PROBLEM STATEMENT>
Search the listing below for "Управления". Copy each matching line.

Stored data
++++++

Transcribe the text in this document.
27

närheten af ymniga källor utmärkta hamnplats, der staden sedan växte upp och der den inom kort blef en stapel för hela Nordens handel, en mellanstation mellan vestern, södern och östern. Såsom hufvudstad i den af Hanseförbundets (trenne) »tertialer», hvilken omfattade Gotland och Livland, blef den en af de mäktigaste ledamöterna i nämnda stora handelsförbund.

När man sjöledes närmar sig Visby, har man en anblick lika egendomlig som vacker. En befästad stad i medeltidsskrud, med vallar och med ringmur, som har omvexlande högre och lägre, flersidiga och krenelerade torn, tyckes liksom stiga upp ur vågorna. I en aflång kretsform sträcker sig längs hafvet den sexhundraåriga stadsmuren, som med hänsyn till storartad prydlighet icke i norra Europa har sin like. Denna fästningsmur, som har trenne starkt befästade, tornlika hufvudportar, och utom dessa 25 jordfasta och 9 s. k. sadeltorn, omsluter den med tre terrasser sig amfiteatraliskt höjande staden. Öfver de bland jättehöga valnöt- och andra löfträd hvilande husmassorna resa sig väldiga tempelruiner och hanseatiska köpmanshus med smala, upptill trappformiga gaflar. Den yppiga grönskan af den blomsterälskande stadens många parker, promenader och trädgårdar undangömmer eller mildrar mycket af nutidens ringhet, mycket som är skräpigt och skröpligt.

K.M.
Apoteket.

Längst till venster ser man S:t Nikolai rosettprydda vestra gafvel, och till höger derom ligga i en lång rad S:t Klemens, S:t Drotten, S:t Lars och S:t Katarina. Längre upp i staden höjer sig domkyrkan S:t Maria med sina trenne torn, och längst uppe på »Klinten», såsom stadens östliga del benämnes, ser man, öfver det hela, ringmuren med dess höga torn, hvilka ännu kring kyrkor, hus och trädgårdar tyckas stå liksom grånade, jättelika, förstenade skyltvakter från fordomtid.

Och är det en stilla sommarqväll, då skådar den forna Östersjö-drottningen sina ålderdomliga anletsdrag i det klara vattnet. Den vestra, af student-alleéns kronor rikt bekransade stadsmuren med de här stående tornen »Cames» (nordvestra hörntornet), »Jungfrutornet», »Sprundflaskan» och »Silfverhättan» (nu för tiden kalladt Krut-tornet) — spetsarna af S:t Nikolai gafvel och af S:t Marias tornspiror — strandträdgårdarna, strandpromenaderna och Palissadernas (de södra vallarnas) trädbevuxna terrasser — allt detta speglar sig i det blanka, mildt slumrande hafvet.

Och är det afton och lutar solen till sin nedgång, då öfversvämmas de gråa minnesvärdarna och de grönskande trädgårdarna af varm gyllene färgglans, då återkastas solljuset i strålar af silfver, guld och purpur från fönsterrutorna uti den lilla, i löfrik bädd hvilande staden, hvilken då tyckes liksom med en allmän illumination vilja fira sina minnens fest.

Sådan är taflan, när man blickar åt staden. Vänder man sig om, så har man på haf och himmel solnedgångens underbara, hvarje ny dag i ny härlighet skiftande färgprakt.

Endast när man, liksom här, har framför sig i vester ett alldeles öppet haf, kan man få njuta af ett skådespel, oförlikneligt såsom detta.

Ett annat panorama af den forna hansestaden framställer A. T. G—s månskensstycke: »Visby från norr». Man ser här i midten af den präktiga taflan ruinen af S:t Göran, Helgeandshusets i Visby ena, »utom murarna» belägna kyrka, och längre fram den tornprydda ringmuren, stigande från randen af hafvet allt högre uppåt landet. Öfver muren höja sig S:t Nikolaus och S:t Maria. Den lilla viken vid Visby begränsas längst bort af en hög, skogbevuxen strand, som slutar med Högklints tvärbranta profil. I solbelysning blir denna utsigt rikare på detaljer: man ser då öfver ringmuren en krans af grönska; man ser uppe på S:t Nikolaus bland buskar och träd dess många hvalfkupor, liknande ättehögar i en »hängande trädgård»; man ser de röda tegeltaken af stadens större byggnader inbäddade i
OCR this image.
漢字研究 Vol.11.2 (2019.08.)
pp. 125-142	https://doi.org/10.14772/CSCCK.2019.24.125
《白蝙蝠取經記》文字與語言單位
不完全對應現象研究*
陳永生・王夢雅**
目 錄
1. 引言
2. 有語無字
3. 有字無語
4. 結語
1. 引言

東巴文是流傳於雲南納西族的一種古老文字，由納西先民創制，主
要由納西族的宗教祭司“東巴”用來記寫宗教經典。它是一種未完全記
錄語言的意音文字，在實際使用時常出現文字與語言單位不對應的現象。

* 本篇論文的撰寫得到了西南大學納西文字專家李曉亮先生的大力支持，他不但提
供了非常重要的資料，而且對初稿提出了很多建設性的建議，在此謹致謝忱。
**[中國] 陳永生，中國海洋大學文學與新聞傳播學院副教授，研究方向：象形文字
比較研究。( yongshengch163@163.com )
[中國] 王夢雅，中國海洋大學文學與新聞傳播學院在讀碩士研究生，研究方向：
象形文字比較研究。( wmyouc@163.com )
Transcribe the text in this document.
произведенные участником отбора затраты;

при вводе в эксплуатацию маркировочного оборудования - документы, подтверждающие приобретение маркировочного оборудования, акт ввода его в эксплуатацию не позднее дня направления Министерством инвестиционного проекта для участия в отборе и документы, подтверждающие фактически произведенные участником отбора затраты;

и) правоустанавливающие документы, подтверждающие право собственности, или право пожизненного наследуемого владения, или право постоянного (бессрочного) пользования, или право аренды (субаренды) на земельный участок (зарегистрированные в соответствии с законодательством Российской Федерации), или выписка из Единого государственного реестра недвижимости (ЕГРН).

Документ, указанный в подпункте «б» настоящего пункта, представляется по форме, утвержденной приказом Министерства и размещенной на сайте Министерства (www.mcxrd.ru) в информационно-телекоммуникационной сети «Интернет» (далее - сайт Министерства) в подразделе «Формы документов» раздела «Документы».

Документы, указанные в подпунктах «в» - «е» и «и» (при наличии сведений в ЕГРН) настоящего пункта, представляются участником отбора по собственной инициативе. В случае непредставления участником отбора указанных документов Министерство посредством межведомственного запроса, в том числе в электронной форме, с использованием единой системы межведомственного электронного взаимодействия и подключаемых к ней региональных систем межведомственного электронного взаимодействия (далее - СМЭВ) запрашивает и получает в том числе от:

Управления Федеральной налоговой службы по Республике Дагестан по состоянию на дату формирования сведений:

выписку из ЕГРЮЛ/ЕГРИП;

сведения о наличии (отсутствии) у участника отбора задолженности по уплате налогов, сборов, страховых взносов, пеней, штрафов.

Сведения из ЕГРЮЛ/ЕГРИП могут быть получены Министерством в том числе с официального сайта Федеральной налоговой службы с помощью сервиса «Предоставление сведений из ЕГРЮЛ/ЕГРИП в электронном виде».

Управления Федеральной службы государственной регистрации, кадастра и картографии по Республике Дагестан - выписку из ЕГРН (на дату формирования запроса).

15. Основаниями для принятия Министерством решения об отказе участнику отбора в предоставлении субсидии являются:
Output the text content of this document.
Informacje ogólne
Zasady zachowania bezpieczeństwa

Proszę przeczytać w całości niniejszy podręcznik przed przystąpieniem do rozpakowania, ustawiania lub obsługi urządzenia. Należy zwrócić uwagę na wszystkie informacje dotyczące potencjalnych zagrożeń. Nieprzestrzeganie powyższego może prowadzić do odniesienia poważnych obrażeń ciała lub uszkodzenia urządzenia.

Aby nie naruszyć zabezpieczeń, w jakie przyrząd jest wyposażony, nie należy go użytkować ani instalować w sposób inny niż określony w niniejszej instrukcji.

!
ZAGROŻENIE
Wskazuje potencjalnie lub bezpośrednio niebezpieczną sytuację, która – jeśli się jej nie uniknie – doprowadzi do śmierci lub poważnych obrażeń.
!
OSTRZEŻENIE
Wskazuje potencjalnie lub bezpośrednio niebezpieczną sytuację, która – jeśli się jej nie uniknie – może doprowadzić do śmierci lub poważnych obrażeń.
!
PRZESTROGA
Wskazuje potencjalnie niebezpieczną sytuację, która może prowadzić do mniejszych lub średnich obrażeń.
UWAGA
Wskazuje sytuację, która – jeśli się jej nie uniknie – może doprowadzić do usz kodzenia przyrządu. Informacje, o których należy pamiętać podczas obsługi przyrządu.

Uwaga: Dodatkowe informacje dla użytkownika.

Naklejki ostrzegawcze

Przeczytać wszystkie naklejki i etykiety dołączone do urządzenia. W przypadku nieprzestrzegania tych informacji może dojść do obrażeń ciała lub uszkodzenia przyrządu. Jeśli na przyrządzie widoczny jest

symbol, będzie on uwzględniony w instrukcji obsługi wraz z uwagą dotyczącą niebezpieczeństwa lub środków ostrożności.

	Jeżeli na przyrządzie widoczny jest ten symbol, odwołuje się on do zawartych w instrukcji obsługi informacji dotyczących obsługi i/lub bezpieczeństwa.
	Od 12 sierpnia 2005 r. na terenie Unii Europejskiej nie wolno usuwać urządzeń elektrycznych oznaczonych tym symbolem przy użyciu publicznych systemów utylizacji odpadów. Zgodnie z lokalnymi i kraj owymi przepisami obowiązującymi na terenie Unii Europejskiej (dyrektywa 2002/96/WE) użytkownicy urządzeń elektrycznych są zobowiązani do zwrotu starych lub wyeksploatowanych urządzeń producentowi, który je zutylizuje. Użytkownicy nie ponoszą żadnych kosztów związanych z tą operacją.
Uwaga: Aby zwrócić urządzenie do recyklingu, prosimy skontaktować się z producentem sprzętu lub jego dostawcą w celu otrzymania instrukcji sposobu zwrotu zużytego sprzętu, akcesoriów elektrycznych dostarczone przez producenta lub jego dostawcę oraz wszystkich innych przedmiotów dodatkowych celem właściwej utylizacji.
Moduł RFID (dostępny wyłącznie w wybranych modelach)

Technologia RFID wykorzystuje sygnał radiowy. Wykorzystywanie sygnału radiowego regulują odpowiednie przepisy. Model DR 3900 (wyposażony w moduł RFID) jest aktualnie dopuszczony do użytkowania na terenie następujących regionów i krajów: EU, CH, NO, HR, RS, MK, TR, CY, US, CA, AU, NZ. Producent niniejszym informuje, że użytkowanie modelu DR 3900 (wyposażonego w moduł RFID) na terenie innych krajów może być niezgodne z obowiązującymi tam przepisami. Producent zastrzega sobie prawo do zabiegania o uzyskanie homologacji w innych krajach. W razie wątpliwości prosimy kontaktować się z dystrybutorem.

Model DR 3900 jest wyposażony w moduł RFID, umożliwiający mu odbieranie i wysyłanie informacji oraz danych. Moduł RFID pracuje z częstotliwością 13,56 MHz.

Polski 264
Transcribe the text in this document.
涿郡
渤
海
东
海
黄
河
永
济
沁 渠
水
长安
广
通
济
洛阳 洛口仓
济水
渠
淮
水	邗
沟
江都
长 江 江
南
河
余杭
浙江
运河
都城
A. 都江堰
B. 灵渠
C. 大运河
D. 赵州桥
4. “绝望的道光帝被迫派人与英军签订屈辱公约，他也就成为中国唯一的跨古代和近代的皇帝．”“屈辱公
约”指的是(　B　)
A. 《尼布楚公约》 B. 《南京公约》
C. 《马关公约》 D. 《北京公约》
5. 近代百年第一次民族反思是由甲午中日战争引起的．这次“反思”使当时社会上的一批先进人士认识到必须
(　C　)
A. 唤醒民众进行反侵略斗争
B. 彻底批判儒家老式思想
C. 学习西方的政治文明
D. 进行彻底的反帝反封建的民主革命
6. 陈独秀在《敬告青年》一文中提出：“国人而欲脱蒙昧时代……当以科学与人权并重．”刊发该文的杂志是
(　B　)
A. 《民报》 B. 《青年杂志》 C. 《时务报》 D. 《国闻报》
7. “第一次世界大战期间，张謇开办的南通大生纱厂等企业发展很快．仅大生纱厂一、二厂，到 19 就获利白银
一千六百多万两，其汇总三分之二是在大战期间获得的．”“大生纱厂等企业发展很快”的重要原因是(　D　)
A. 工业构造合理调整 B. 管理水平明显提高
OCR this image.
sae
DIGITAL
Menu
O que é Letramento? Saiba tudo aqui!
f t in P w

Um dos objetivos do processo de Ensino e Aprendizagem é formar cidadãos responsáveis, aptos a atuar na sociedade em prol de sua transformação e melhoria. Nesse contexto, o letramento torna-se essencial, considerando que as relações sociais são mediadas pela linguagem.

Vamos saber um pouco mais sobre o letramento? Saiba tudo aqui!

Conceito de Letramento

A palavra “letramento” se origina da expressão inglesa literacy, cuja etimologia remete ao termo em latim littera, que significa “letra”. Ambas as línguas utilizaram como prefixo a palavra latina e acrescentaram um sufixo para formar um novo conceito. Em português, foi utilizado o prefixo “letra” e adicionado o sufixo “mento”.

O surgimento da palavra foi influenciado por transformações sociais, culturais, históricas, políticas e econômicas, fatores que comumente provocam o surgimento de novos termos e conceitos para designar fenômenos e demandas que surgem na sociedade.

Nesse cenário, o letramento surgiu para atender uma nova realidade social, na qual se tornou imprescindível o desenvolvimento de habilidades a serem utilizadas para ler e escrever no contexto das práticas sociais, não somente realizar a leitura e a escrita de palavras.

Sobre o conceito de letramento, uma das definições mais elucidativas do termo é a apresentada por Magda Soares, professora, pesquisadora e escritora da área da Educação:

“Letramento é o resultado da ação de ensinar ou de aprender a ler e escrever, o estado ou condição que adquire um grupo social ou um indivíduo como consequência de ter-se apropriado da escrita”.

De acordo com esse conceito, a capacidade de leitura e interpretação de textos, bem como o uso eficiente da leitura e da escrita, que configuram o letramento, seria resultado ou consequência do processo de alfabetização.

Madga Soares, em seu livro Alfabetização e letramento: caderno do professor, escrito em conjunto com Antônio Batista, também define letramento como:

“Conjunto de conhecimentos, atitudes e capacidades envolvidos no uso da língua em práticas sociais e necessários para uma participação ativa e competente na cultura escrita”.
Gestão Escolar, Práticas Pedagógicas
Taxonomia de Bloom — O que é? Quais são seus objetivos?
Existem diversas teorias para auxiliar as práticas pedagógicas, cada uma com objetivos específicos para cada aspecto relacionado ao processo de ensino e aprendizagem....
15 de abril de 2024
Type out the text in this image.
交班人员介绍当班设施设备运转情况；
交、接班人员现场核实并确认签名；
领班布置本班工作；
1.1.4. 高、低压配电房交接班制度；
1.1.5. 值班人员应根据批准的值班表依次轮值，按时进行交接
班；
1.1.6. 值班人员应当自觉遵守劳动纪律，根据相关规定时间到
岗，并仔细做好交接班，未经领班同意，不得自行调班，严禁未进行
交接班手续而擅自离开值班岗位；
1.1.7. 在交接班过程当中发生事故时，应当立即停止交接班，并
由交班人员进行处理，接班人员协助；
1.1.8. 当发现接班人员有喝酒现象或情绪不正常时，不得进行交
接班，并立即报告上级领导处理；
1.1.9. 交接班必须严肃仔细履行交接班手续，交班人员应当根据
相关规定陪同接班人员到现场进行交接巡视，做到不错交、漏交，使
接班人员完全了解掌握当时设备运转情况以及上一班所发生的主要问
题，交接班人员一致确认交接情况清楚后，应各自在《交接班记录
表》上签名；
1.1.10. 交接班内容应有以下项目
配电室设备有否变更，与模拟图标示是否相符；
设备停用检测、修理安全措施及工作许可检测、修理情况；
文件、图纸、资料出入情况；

++++++

ANSWER TO THE PROBLEM>
Управления Федеральной налоговой службы по Республике Дагестан по состоянию на дату формирования сведений:
Управления Федеральной службы государственной регистрации, кадастра и картографии по Республике Дагестан - выписку из ЕГРН (на дату формирования запроса).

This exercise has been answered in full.